Word for word, quote all of the material, omitting the pictures.

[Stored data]
---

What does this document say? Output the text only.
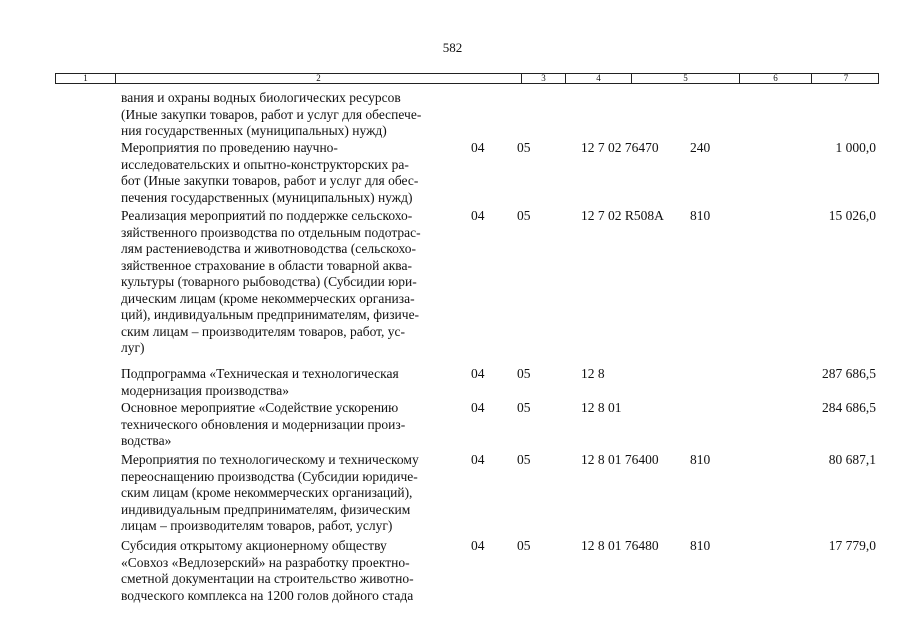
582
1	2	3	4	5	6	7
вания и охраны водных биологических ресурсов
(Иные закупки товаров, работ и услуг для обеспече-
ния государственных (муниципальных) нужд)
Мероприятия по проведению научно-
исследовательских и опытно-конструкторских ра-
бот (Иные закупки товаров, работ и услуг для обес-
печения государственных (муниципальных) нужд)
04 05	12 7 02 76470 240	1 000,0
Реализация мероприятий по поддержке сельскохо-
зяйственного производства по отдельным подотрас-
лям растениеводства и животноводства (сельскохо-
зяйственное страхование в области товарной аква-
культуры (товарного рыбоводства) (Субсидии юри-
дическим лицам (кроме некоммерческих организа-
ций), индивидуальным предпринимателям, физиче-
ским лицам – производителям товаров, работ, ус-
луг)
04 05	12 7 02 R508A 810	15 026,0
Подпрограмма «Техническая и технологическая
модернизация производства»
04 05	12 8	287 686,5
Основное мероприятие «Содействие ускорению
технического обновления и модернизации произ-
водства»
04 05	12 8 01	284 686,5
Мероприятия по технологическому и техническому
переоснащению производства (Субсидии юридиче-
ским лицам (кроме некоммерческих организаций),
индивидуальным предпринимателям, физическим
лицам – производителям товаров, работ, услуг)
04 05	12 8 01 76400 810	80 687,1
Субсидия открытому акционерному обществу
«Совхоз «Ведлозерский» на разработку проектно-
сметной документации на строительство животно-
водческого комплекса на 1200 голов дойного стада
04 05	12 8 01 76480 810	17 779,0
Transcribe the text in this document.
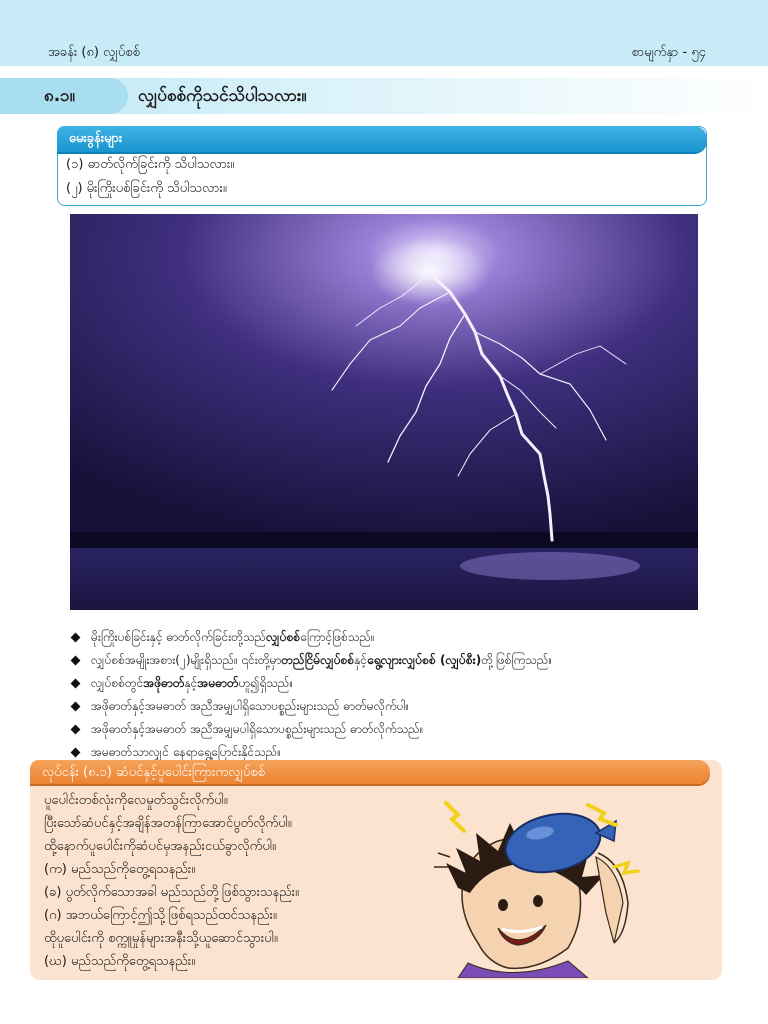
အခန်း (၈) လျှပ်စစ်	စာမျက်နှာ - ၅၄
၈.၁။	လျှပ်စစ်ကိုသင်သိပါသလား။
မေးခွန်းများ
(၁) ဓာတ်လိုက်ခြင်းကို သိပါသလား။
(၂) မိုးကြိုးပစ်ခြင်းကို သိပါသလား။
မိုးကြိုးပစ်ခြင်းနှင့် ဓာတ်လိုက်ခြင်းတို့သည် လျှပ်စစ် ကြောင့်ဖြစ်သည်။
လျှပ်စစ်အမျိုးအစား(၂)မျိုးရှိသည်။ ၎င်းတို့မှာ တည်ငြိမ်လျှပ်စစ် နှင့် ရွေ့လျားလျှပ်စစ် (လျှပ်စီး) တို့ဖြစ်ကြသည်။
လျှပ်စစ်တွင် အဖိုဓာတ် နှင့် အမဓာတ် ဟူ၍ရှိသည်။
အဖိုဓာတ်နှင့်အမဓာတ် အညီအမျှပါရှိသောပစ္စည်းများသည် ဓာတ်မလိုက်ပါ။
အဖိုဓာတ်နှင့်အမဓာတ် အညီအမျှမပါရှိသောပစ္စည်းများသည် ဓာတ်လိုက်သည်။
အမဓာတ်သာလျှင် နေရာရွှေ့ပြောင်းနိုင်သည်။
လုပ်ငန်း (၈.၁) ဆံပင်နှင့်ပူပေါင်းကြားကလျှပ်စစ်
ပူပေါင်းတစ်လုံးကိုလေမှုတ်သွင်းလိုက်ပါ။
ပြီးသော်ဆံပင်နှင့်အချိန်အတန်ကြာအောင်ပွတ်လိုက်ပါ။
ထို့နောက်ပူပေါင်းကိုဆံပင်မှအနည်းငယ်ခွာလိုက်ပါ။
(က) မည်သည်ကိုတွေ့ရသနည်း။
(ခ) ပွတ်လိုက်သောအခါ မည်သည်တို့ဖြစ်သွားသနည်း။
(ဂ) အဘယ်ကြောင့်ဤသို့ဖြစ်ရသည်ထင်သနည်း။
ထိုပူပေါင်းကို စက္ကူမှုန်များအနီးသို့ယူဆောင်သွားပါ။
(ဃ) မည်သည်ကိုတွေ့ရသနည်း။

---

_Solved problem_:
What does this document say? Output the text only.
582
1	2	3	4	5	6	7
вания и охраны водных биологических ресурсов
(Иные закупки товаров, работ и услуг для обеспече-
ния государственных (муниципальных) нужд)
Мероприятия по проведению научно-
исследовательских и опытно-конструкторских ра-
бот (Иные закупки товаров, работ и услуг для обес-
печения государственных (муниципальных) нужд)
04 05	12 7 02 76470 240	1 000,0
Реализация мероприятий по поддержке сельскохо-
зяйственного производства по отдельным подотрас-
лям растениеводства и животноводства (сельскохо-
зяйственное страхование в области товарной аква-
культуры (товарного рыбоводства) (Субсидии юри-
дическим лицам (кроме некоммерческих организа-
ций), индивидуальным предпринимателям, физиче-
ским лицам – производителям товаров, работ, ус-
луг)
04 05	12 7 02 R508A 810	15 026,0
Подпрограмма «Техническая и технологическая
модернизация производства»
04 05	12 8	287 686,5
Основное мероприятие «Содействие ускорению
технического обновления и модернизации произ-
водства»
04 05	12 8 01	284 686,5
Мероприятия по технологическому и техническому
переоснащению производства (Субсидии юридиче-
ским лицам (кроме некоммерческих организаций),
индивидуальным предпринимателям, физическим
лицам – производителям товаров, работ, услуг)
04 05	12 8 01 76400 810	80 687,1
Субсидия открытому акционерному обществу
«Совхоз «Ведлозерский» на разработку проектно-
сметной документации на строительство животно-
водческого комплекса на 1200 голов дойного стада
04 05	12 8 01 76480 810	17 779,0
Transcribe the text in this document.
အခန်း (၈) လျှပ်စစ်	စာမျက်နှာ - ၅၄
၈.၁။	လျှပ်စစ်ကိုသင်သိပါသလား။
မေးခွန်းများ
(၁) ဓာတ်လိုက်ခြင်းကို သိပါသလား။
(၂) မိုးကြိုးပစ်ခြင်းကို သိပါသလား။
မိုးကြိုးပစ်ခြင်းနှင့် ဓာတ်လိုက်ခြင်းတို့သည် လျှပ်စစ် ကြောင့်ဖြစ်သည်။
လျှပ်စစ်အမျိုးအစား(၂)မျိုးရှိသည်။ ၎င်းတို့မှာ တည်ငြိမ်လျှပ်စစ် နှင့် ရွေ့လျားလျှပ်စစ် (လျှပ်စီး) တို့ဖြစ်ကြသည်။
လျှပ်စစ်တွင် အဖိုဓာတ် နှင့် အမဓာတ် ဟူ၍ရှိသည်။
အဖိုဓာတ်နှင့်အမဓာတ် အညီအမျှပါရှိသောပစ္စည်းများသည် ဓာတ်မလိုက်ပါ။
အဖိုဓာတ်နှင့်အမဓာတ် အညီအမျှမပါရှိသောပစ္စည်းများသည် ဓာတ်လိုက်သည်။
အမဓာတ်သာလျှင် နေရာရွှေ့ပြောင်းနိုင်သည်။
လုပ်ငန်း (၈.၁) ဆံပင်နှင့်ပူပေါင်းကြားကလျှပ်စစ်
ပူပေါင်းတစ်လုံးကိုလေမှုတ်သွင်းလိုက်ပါ။
ပြီးသော်ဆံပင်နှင့်အချိန်အတန်ကြာအောင်ပွတ်လိုက်ပါ။
ထို့နောက်ပူပေါင်းကိုဆံပင်မှအနည်းငယ်ခွာလိုက်ပါ။
(က) မည်သည်ကိုတွေ့ရသနည်း။
(ခ) ပွတ်လိုက်သောအခါ မည်သည်တို့ဖြစ်သွားသနည်း။
(ဂ) အဘယ်ကြောင့်ဤသို့ဖြစ်ရသည်ထင်သနည်း။
ထိုပူပေါင်းကို စက္ကူမှုန်များအနီးသို့ယူဆောင်သွားပါ။
(ဃ) မည်သည်ကိုတွေ့ရသနည်း။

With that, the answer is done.